Aim of the task: Will you transcribe all the entries word for word, skipping the pictures they hold?

# START OF Records supplied

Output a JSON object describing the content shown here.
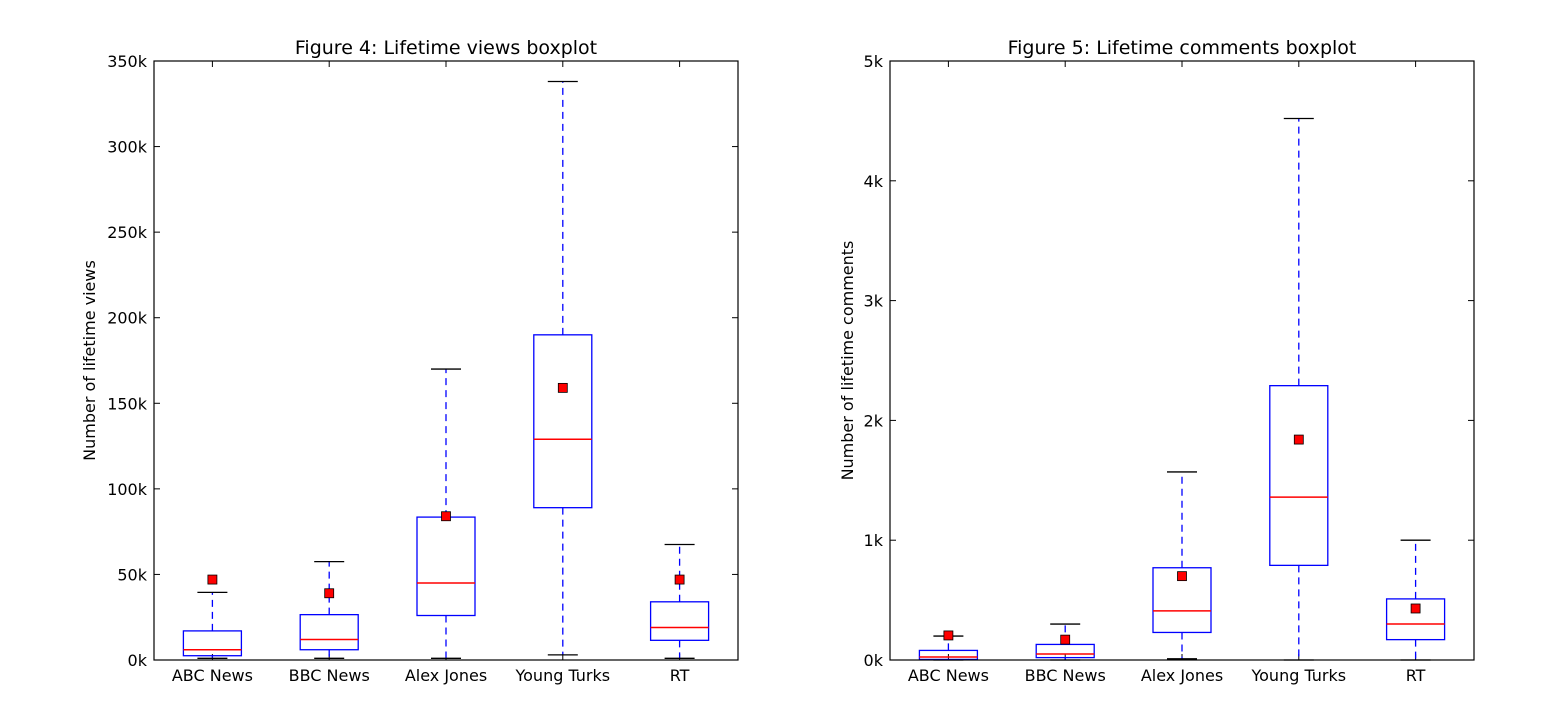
{
  "chart_data": [
    {
      "type": "boxplot",
      "title": "Figure 4: Lifetime views boxplot",
      "xlabel": "",
      "ylabel": "Number of lifetime views",
      "ylim": [
        0,
        350000
      ],
      "yticks": [
        0,
        50000,
        100000,
        150000,
        200000,
        250000,
        300000,
        350000
      ],
      "ytick_labels": [
        "0k",
        "50k",
        "100k",
        "150k",
        "200k",
        "250k",
        "300k",
        "350k"
      ],
      "categories": [
        "ABC News",
        "BBC News",
        "Alex Jones",
        "Young Turks",
        "RT"
      ],
      "boxes": [
        {
          "whisker_low": 1000,
          "q1": 2500,
          "median": 6000,
          "q3": 17000,
          "whisker_high": 39500,
          "mean": 47000
        },
        {
          "whisker_low": 1000,
          "q1": 6000,
          "median": 12000,
          "q3": 26500,
          "whisker_high": 57500,
          "mean": 39000
        },
        {
          "whisker_low": 1000,
          "q1": 26000,
          "median": 45000,
          "q3": 83500,
          "whisker_high": 170000,
          "mean": 84000
        },
        {
          "whisker_low": 3000,
          "q1": 89000,
          "median": 129000,
          "q3": 190000,
          "whisker_high": 338000,
          "mean": 159000
        },
        {
          "whisker_low": 1000,
          "q1": 11500,
          "median": 19000,
          "q3": 34000,
          "whisker_high": 67500,
          "mean": 47000
        }
      ],
      "grid": false,
      "colors": {
        "box": "#0000ff",
        "median": "#ff0000",
        "mean": "#ff0000",
        "cap": "#000000"
      }
    },
    {
      "type": "boxplot",
      "title": "Figure 5: Lifetime comments boxplot",
      "xlabel": "",
      "ylabel": "Number of lifetime comments",
      "ylim": [
        0,
        5000
      ],
      "yticks": [
        0,
        1000,
        2000,
        3000,
        4000,
        5000
      ],
      "ytick_labels": [
        "0k",
        "1k",
        "2k",
        "3k",
        "4k",
        "5k"
      ],
      "categories": [
        "ABC News",
        "BBC News",
        "Alex Jones",
        "Young Turks",
        "RT"
      ],
      "boxes": [
        {
          "whisker_low": 0,
          "q1": 5,
          "median": 25,
          "q3": 80,
          "whisker_high": 200,
          "mean": 205
        },
        {
          "whisker_low": 0,
          "q1": 20,
          "median": 50,
          "q3": 130,
          "whisker_high": 300,
          "mean": 170
        },
        {
          "whisker_low": 10,
          "q1": 230,
          "median": 410,
          "q3": 770,
          "whisker_high": 1570,
          "mean": 700
        },
        {
          "whisker_low": 0,
          "q1": 790,
          "median": 1360,
          "q3": 2290,
          "whisker_high": 4520,
          "mean": 1840
        },
        {
          "whisker_low": 0,
          "q1": 170,
          "median": 300,
          "q3": 510,
          "whisker_high": 1000,
          "mean": 430
        }
      ],
      "grid": false,
      "colors": {
        "box": "#0000ff",
        "median": "#ff0000",
        "mean": "#ff0000",
        "cap": "#000000"
      }
    }
  ]
}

# END OF Records supplied

The answer:
Output a JSON object describing the content shown here.
{
  "chart_data": [
    {
      "type": "boxplot",
      "title": "Figure 4: Lifetime views boxplot",
      "xlabel": "",
      "ylabel": "Number of lifetime views",
      "ylim": [
        0,
        350000
      ],
      "yticks": [
        0,
        50000,
        100000,
        150000,
        200000,
        250000,
        300000,
        350000
      ],
      "ytick_labels": [
        "0k",
        "50k",
        "100k",
        "150k",
        "200k",
        "250k",
        "300k",
        "350k"
      ],
      "categories": [
        "ABC News",
        "BBC News",
        "Alex Jones",
        "Young Turks",
        "RT"
      ],
      "boxes": [
        {
          "whisker_low": 1000,
          "q1": 2500,
          "median": 6000,
          "q3": 17000,
          "whisker_high": 39500,
          "mean": 47000
        },
        {
          "whisker_low": 1000,
          "q1": 6000,
          "median": 12000,
          "q3": 26500,
          "whisker_high": 57500,
          "mean": 39000
        },
        {
          "whisker_low": 1000,
          "q1": 26000,
          "median": 45000,
          "q3": 83500,
          "whisker_high": 170000,
          "mean": 84000
        },
        {
          "whisker_low": 3000,
          "q1": 89000,
          "median": 129000,
          "q3": 190000,
          "whisker_high": 338000,
          "mean": 159000
        },
        {
          "whisker_low": 1000,
          "q1": 11500,
          "median": 19000,
          "q3": 34000,
          "whisker_high": 67500,
          "mean": 47000
        }
      ],
      "grid": false,
      "colors": {
        "box": "#0000ff",
        "median": "#ff0000",
        "mean": "#ff0000",
        "cap": "#000000"
      }
    },
    {
      "type": "boxplot",
      "title": "Figure 5: Lifetime comments boxplot",
      "xlabel": "",
      "ylabel": "Number of lifetime comments",
      "ylim": [
        0,
        5000
      ],
      "yticks": [
        0,
        1000,
        2000,
        3000,
        4000,
        5000
      ],
      "ytick_labels": [
        "0k",
        "1k",
        "2k",
        "3k",
        "4k",
        "5k"
      ],
      "categories": [
        "ABC News",
        "BBC News",
        "Alex Jones",
        "Young Turks",
        "RT"
      ],
      "boxes": [
        {
          "whisker_low": 0,
          "q1": 5,
          "median": 25,
          "q3": 80,
          "whisker_high": 200,
          "mean": 205
        },
        {
          "whisker_low": 0,
          "q1": 20,
          "median": 50,
          "q3": 130,
          "whisker_high": 300,
          "mean": 170
        },
        {
          "whisker_low": 10,
          "q1": 230,
          "median": 410,
          "q3": 770,
          "whisker_high": 1570,
          "mean": 700
        },
        {
          "whisker_low": 0,
          "q1": 790,
          "median": 1360,
          "q3": 2290,
          "whisker_high": 4520,
          "mean": 1840
        },
        {
          "whisker_low": 0,
          "q1": 170,
          "median": 300,
          "q3": 510,
          "whisker_high": 1000,
          "mean": 430
        }
      ],
      "grid": false,
      "colors": {
        "box": "#0000ff",
        "median": "#ff0000",
        "mean": "#ff0000",
        "cap": "#000000"
      }
    }
  ]
}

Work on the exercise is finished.